Record extracts
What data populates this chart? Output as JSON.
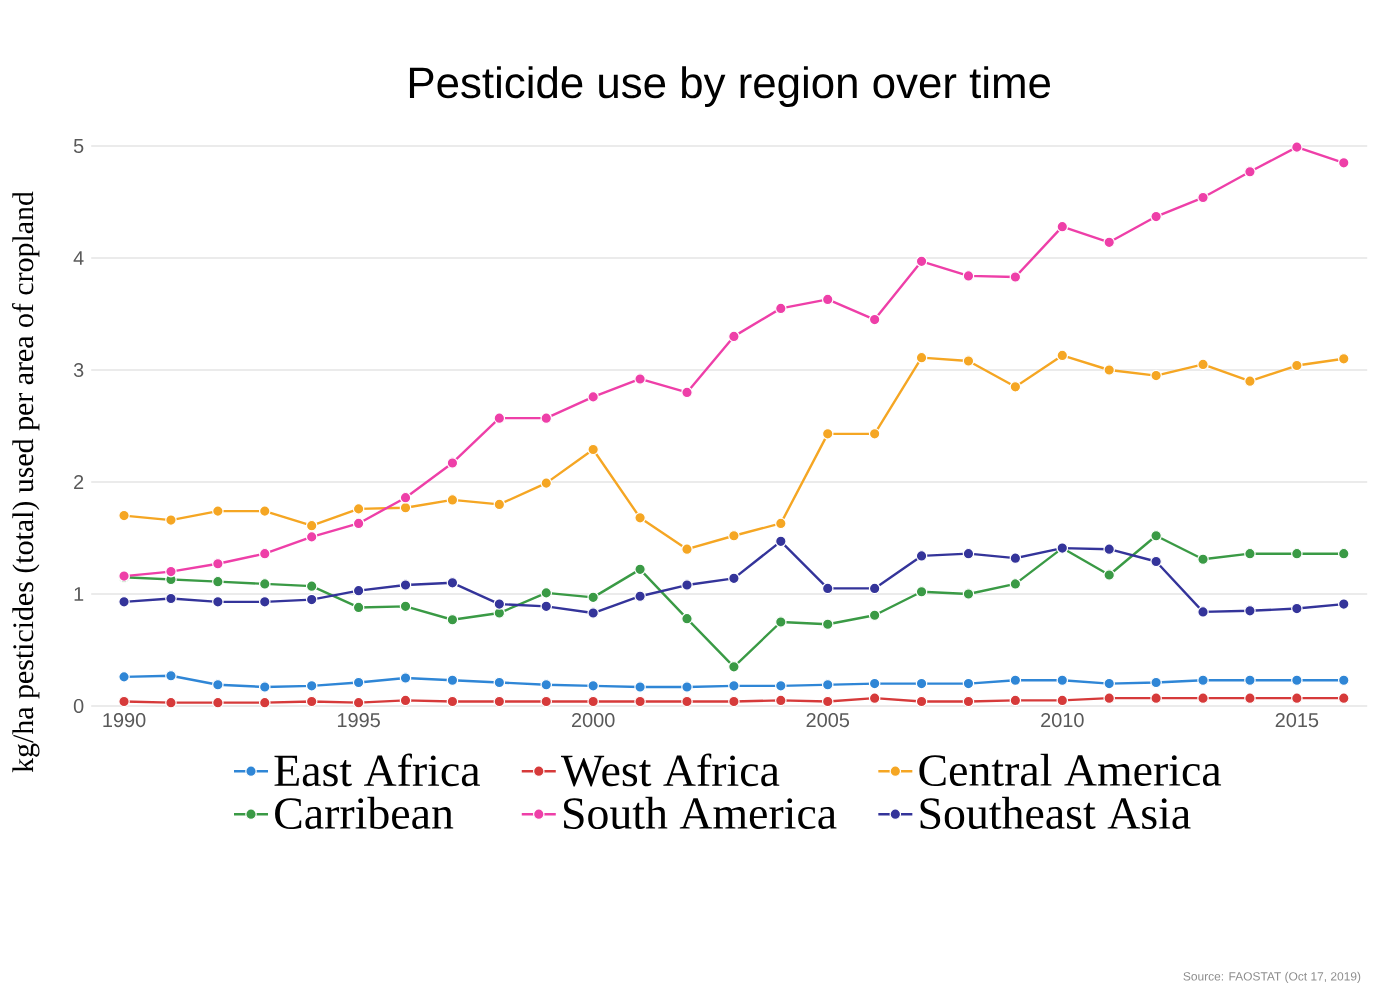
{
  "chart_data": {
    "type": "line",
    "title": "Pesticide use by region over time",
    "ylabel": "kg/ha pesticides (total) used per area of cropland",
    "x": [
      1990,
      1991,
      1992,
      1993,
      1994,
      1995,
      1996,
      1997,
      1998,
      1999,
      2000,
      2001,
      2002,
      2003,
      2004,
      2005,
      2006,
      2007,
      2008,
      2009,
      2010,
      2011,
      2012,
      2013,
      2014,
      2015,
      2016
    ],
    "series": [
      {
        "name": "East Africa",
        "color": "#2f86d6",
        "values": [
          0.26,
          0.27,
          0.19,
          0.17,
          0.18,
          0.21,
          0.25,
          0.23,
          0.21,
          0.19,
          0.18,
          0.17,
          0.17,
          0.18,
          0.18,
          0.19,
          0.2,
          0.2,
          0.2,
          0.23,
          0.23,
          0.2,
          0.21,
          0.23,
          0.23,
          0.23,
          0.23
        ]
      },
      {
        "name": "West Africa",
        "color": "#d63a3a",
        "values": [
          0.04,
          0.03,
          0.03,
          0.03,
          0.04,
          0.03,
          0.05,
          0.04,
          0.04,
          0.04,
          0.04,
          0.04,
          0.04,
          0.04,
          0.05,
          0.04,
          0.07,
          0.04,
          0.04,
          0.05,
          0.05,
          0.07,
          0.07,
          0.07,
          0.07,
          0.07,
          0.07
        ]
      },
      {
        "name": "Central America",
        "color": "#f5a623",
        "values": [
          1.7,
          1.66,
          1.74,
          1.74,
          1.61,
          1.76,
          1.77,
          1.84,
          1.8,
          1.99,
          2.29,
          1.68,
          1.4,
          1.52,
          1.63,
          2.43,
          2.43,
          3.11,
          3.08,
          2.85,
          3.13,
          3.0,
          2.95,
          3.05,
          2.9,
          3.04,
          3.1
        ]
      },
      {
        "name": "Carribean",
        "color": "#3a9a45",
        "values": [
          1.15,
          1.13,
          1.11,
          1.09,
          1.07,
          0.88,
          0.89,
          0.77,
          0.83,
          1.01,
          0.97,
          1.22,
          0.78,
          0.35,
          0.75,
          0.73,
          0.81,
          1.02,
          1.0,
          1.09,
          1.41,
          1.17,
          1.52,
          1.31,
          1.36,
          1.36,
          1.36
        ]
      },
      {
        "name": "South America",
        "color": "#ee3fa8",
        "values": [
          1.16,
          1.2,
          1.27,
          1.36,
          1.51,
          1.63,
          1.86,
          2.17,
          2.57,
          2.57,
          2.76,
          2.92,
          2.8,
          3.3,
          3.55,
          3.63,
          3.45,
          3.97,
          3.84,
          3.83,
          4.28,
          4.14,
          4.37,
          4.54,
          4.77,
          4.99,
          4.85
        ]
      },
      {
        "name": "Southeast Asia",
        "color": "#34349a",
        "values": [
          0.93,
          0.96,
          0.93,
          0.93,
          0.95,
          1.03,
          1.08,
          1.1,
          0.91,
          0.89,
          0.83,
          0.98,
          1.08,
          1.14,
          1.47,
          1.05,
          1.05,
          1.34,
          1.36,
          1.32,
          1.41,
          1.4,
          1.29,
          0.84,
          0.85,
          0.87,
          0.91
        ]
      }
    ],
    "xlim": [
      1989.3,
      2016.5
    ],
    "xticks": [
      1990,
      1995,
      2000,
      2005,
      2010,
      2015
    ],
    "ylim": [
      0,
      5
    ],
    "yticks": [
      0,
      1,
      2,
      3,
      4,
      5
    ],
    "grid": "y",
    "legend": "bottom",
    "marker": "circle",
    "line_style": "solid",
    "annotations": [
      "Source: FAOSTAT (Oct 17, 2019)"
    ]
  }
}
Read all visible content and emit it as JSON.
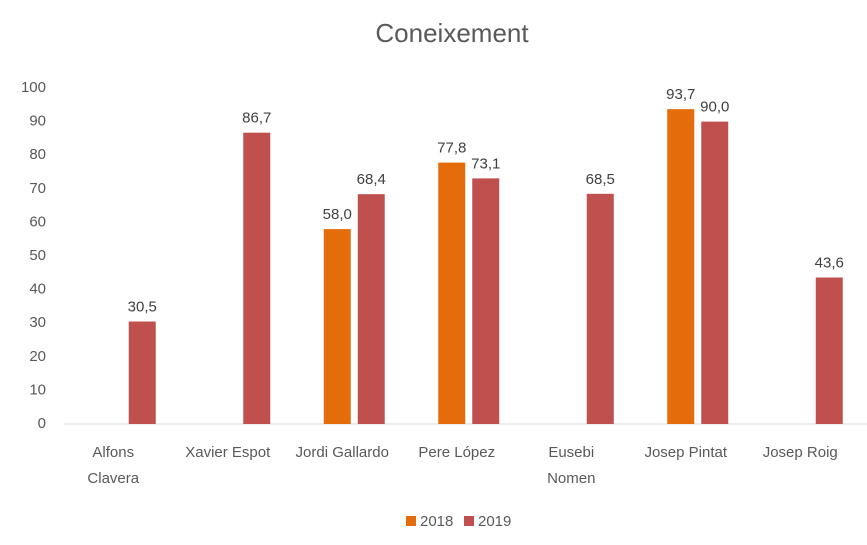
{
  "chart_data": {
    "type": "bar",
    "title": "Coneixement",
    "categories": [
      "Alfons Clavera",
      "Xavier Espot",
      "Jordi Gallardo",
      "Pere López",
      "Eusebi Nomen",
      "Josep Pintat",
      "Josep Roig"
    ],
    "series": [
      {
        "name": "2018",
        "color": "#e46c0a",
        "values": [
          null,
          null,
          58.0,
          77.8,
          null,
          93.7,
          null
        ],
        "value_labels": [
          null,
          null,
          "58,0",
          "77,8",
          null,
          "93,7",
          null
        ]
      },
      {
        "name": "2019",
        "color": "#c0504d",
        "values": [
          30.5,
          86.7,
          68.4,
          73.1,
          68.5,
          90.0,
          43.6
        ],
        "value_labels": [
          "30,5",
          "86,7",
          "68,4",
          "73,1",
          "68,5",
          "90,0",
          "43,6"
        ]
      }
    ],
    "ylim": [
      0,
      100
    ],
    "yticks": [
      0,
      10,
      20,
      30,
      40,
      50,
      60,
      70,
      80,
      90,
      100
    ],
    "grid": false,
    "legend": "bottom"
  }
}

What is needed
Which lines in the data above contain "America"? Show each one.

Final result
        "name": "Central America",
        "name": "South America",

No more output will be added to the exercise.